### Complete the following
1 > In the text on images and clips below, shorten the paragraph beginning "Image Effects process images" while keeping its main facts.
2 > Pick up the text on images and clips below right after its last sentence and continue it.

### Text segment
Chapter 8. Images and Clips

What Is An Image?

Image Effects process images (funny that), this chapeter describes images and clips of images, how they behave and how to deal with them.

Firstly some definitions...

  • an image is a rectangular array of addressable pixels,
  • a clip is a contiguous sequence of images that vary over time.

Images and clips contain pixels, these pixels can currently be of the following types...

  • a colour pixel with red, green, blue, alpha components
  • a colour pixel with red, green and blue components
  • single component 'alpha' images

The components of the pixels can be of the following types...

  • 8 bit unsigned byte, with the nominal black and white points at 0 and 255 respectively,
  • 16 bit unsigned short, with the nominal black and white points at 0 and 65535 respectively,
  • 32 bit float, with the nominal black and white points at 0.0f and 1.0f respectively, component values are not clipped to 0.0f and 1.0f.

Components are packed per pixel in the following manner...

  • RGBA pixels as R, G, B, A
  • RGB pixels as R, G, B

There are several structs for pixel types in ofxCore.h that can be used for raw pixels in OFX.

### Source data
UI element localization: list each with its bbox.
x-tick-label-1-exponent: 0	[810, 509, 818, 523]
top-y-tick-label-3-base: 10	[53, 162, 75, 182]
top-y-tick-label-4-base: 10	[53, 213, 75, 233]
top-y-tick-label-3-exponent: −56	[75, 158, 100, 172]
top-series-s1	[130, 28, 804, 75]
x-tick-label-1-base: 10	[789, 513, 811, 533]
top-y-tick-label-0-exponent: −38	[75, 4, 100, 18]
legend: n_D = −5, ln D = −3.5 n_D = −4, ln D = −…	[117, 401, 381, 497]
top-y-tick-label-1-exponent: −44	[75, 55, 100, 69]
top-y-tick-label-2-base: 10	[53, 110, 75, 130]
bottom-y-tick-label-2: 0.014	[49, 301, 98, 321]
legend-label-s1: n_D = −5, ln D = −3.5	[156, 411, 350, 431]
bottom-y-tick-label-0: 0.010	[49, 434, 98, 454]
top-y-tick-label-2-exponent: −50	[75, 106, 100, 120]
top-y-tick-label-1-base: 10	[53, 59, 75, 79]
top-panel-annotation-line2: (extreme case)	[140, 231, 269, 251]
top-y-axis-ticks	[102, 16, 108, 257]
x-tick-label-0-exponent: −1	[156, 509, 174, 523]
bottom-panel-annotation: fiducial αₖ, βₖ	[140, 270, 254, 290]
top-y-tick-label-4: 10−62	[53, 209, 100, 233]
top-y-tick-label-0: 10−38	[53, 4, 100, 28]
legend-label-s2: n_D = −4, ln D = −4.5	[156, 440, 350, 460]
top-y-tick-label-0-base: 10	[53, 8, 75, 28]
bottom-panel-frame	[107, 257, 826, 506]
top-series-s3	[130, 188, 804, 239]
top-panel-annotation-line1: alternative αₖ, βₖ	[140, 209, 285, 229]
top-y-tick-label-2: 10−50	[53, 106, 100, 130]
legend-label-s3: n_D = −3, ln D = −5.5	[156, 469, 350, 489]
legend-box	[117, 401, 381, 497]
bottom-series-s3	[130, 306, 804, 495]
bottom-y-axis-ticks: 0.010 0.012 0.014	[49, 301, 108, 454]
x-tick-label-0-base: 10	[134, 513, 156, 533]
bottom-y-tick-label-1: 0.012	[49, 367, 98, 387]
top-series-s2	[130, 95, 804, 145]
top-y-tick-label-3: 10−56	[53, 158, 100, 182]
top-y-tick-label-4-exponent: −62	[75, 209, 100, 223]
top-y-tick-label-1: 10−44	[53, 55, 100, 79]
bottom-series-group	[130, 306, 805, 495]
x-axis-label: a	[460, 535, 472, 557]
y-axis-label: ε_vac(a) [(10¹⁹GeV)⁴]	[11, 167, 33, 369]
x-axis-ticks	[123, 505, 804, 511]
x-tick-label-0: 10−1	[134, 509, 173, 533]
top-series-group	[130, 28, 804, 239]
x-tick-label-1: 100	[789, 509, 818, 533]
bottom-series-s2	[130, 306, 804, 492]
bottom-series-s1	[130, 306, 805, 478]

### Response list
1 > Image Effects process images. This chapter covers images and clips of images: how they behave and how to handle them.

2 >
Images are always left to right, bottom to top, with the pixel data pointer being at the bottom left of the image. The pixels in a scan line are contiguously packed.

Scanlines need not be contiguously packed. The number of bytes between between a pixel in the same column, but separated by a scan line is known as the rowbytes of an image. Rowbytes can be negative, allowing for compositing systems with a native top to bottom scanline order to trivially support bottom to top images.

Clips and images also have a pixel aspect ratio , this is how much an actual addressable pixel must be stretched by in X to be square. For example PAL SD images have a pixel aspect ratio of 1.06666.

Images are rectangular, whose integral bounds are in Pixel coordinates, with the image being X1 <= X < X2 and Y1 <= Y < Y2, ie: exclusive on the top and right. The bounds represent the amount of data present in the image, which may be larger, smaller or equal to the Region of Definition of the image, depending on the architecture supported by the plugin. The kOfxImagePropBounds property on an image holds this information.

An image also contains it's RoD in image coordinates, in the kOfxImagePropRegionOfDefinition property. The RoD is the maximum area that an image may have pixels in, t he bounds are the actual addressable pixels present in an image. This allows for tiled rendering an so on.

Clips have a frame rate, which is the number of frames per second they are to be displayed at. Some clips may be continously samplable (for example, if they are connected to animating geometry that can be rendered at arbitrary times), if this is so, the frame rate for these clips is set to 0.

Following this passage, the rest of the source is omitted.